## Required work
Set down the material once more, exactly as it appears.
::::
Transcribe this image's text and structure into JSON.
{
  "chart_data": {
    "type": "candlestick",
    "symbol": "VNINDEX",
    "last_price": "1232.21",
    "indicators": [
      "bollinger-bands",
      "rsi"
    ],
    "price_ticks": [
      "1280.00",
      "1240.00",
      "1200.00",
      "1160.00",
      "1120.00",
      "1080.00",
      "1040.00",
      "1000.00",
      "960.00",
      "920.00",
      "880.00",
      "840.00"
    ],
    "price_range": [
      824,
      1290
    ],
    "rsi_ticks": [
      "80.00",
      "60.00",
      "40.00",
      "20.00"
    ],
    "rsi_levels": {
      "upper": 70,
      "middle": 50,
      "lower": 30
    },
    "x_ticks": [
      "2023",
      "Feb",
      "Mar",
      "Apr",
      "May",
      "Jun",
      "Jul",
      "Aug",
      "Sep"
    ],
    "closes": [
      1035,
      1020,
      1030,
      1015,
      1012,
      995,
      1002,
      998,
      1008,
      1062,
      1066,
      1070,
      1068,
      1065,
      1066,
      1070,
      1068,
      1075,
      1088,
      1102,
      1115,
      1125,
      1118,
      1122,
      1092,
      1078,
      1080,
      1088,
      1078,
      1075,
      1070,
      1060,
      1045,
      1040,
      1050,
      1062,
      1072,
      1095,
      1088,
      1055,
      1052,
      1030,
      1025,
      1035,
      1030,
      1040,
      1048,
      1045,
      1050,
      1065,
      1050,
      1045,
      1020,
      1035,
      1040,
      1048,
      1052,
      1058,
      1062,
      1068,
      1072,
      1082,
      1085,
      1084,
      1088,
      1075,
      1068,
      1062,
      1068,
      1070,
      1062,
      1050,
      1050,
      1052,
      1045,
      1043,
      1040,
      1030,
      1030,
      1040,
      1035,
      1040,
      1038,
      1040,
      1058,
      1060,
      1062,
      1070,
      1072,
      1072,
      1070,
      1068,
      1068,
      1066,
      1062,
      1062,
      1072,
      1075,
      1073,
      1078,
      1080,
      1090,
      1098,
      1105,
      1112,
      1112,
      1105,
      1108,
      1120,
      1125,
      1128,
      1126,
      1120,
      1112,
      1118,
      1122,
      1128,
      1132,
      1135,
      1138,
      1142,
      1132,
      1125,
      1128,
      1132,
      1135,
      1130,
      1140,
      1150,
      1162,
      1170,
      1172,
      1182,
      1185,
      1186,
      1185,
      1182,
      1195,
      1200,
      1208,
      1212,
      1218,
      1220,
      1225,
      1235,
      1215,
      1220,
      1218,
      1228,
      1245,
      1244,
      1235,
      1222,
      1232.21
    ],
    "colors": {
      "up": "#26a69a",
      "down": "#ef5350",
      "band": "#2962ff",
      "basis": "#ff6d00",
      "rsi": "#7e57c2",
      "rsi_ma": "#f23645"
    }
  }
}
::::
## Output
Transcribe this image's text and structure into JSON.
{
  "chart_data": {
    "type": "candlestick",
    "symbol": "VNINDEX",
    "last_price": "1232.21",
    "indicators": [
      "bollinger-bands",
      "rsi"
    ],
    "price_ticks": [
      "1280.00",
      "1240.00",
      "1200.00",
      "1160.00",
      "1120.00",
      "1080.00",
      "1040.00",
      "1000.00",
      "960.00",
      "920.00",
      "880.00",
      "840.00"
    ],
    "price_range": [
      824,
      1290
    ],
    "rsi_ticks": [
      "80.00",
      "60.00",
      "40.00",
      "20.00"
    ],
    "rsi_levels": {
      "upper": 70,
      "middle": 50,
      "lower": 30
    },
    "x_ticks": [
      "2023",
      "Feb",
      "Mar",
      "Apr",
      "May",
      "Jun",
      "Jul",
      "Aug",
      "Sep"
    ],
    "closes": [
      1035,
      1020,
      1030,
      1015,
      1012,
      995,
      1002,
      998,
      1008,
      1062,
      1066,
      1070,
      1068,
      1065,
      1066,
      1070,
      1068,
      1075,
      1088,
      1102,
      1115,
      1125,
      1118,
      1122,
      1092,
      1078,
      1080,
      1088,
      1078,
      1075,
      1070,
      1060,
      1045,
      1040,
      1050,
      1062,
      1072,
      1095,
      1088,
      1055,
      1052,
      1030,
      1025,
      1035,
      1030,
      1040,
      1048,
      1045,
      1050,
      1065,
      1050,
      1045,
      1020,
      1035,
      1040,
      1048,
      1052,
      1058,
      1062,
      1068,
      1072,
      1082,
      1085,
      1084,
      1088,
      1075,
      1068,
      1062,
      1068,
      1070,
      1062,
      1050,
      1050,
      1052,
      1045,
      1043,
      1040,
      1030,
      1030,
      1040,
      1035,
      1040,
      1038,
      1040,
      1058,
      1060,
      1062,
      1070,
      1072,
      1072,
      1070,
      1068,
      1068,
      1066,
      1062,
      1062,
      1072,
      1075,
      1073,
      1078,
      1080,
      1090,
      1098,
      1105,
      1112,
      1112,
      1105,
      1108,
      1120,
      1125,
      1128,
      1126,
      1120,
      1112,
      1118,
      1122,
      1128,
      1132,
      1135,
      1138,
      1142,
      1132,
      1125,
      1128,
      1132,
      1135,
      1130,
      1140,
      1150,
      1162,
      1170,
      1172,
      1182,
      1185,
      1186,
      1185,
      1182,
      1195,
      1200,
      1208,
      1212,
      1218,
      1220,
      1225,
      1235,
      1215,
      1220,
      1218,
      1228,
      1245,
      1244,
      1235,
      1222,
      1232.21
    ],
    "colors": {
      "up": "#26a69a",
      "down": "#ef5350",
      "band": "#2962ff",
      "basis": "#ff6d00",
      "rsi": "#7e57c2",
      "rsi_ma": "#f23645"
    }
  }
}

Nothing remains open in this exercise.